■ Work to do:
Scan the entries below for the word "this". Copy each line that has it.
### Records
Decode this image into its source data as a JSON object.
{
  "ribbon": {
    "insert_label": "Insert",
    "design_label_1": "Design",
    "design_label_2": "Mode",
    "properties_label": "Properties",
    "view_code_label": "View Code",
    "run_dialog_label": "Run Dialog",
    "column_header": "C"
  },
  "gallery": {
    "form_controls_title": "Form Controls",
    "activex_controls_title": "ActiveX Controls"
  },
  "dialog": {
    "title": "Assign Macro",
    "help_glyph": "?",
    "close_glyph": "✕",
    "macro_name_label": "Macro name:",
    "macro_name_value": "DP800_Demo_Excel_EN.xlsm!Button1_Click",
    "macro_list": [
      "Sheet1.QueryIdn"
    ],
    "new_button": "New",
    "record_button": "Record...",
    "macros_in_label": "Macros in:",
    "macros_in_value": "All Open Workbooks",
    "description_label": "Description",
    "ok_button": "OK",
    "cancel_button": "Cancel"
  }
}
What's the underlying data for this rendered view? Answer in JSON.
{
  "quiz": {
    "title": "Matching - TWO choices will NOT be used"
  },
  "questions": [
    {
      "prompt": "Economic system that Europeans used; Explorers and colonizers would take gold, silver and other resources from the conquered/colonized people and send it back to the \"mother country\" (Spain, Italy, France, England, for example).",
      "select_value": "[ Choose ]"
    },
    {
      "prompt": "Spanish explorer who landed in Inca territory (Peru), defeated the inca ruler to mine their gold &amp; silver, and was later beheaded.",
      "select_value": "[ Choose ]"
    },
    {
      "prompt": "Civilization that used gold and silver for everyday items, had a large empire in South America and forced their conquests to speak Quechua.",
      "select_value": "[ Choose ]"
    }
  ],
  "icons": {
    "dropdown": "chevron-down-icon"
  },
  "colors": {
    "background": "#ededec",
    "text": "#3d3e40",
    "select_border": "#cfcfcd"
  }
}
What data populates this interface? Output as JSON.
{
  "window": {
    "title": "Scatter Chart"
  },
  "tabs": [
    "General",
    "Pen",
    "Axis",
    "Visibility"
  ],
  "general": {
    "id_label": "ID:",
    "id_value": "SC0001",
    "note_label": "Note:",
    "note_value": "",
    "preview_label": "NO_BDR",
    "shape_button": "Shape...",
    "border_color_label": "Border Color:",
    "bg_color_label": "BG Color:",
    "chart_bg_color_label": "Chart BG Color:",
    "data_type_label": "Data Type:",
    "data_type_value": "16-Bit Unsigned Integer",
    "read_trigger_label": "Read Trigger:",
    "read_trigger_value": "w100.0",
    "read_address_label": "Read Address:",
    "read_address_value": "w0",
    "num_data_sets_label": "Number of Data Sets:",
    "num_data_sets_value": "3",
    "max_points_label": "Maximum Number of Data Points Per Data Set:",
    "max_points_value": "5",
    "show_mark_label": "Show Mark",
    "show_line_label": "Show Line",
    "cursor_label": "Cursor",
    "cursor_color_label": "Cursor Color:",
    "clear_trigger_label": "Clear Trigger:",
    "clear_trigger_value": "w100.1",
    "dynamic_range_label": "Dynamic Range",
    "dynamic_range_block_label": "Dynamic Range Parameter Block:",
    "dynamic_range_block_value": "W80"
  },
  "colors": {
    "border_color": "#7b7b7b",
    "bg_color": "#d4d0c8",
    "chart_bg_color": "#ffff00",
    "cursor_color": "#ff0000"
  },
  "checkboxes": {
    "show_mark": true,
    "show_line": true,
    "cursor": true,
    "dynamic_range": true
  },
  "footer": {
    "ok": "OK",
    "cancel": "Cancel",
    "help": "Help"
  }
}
######
■ Result below:
Decode this image into its source data as a JSON object.
What's the underlying data for this rendered view? Answer in JSON.
What data populates this interface? Output as JSON.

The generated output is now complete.